● **TASK INSTRUCTIONS**
Pull out from the material below all lines with "Total".

● **EXERCISE MATERIALS**
※
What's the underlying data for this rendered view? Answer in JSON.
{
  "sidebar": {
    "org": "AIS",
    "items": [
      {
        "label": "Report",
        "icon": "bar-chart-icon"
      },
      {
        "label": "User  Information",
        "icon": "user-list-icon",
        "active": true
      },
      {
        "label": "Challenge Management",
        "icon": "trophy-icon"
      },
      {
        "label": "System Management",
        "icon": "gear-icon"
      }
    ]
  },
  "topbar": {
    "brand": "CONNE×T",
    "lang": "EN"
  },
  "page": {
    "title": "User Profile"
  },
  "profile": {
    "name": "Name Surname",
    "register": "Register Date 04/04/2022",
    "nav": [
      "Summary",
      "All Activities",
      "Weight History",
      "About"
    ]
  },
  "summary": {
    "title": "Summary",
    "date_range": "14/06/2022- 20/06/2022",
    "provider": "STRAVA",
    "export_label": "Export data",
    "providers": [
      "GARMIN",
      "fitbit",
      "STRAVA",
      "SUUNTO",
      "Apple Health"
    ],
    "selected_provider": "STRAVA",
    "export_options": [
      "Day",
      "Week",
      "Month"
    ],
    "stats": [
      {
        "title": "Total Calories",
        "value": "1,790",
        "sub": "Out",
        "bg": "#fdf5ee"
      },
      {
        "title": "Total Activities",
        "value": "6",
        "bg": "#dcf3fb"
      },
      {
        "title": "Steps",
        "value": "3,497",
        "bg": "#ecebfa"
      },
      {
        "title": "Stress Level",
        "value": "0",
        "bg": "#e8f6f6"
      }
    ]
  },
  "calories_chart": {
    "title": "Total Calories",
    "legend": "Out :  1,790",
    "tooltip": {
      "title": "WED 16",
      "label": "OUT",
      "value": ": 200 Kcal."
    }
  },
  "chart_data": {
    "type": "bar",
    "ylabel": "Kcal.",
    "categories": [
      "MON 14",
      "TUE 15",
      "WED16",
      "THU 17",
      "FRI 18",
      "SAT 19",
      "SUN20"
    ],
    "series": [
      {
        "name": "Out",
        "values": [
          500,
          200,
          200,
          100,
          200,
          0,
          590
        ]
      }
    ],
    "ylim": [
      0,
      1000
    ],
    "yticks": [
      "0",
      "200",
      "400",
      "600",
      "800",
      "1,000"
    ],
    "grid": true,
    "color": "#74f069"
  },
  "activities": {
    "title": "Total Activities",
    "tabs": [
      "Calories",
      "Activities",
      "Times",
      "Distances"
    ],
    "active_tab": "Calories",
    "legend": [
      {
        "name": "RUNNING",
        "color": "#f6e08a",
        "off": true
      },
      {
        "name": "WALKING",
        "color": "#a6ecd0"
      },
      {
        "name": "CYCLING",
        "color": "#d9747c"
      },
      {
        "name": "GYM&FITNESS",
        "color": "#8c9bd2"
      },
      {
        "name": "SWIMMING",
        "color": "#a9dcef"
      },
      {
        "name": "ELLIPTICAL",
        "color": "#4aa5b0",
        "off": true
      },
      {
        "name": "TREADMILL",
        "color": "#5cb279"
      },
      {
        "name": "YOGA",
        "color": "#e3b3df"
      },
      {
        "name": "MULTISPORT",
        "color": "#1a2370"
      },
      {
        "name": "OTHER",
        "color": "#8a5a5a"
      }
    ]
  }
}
※
● **COMPLETE RESPONSE**
        "title": "Total Calories",
        "title": "Total Activities",
    "title": "Total Calories",
    "title": "Total Activities",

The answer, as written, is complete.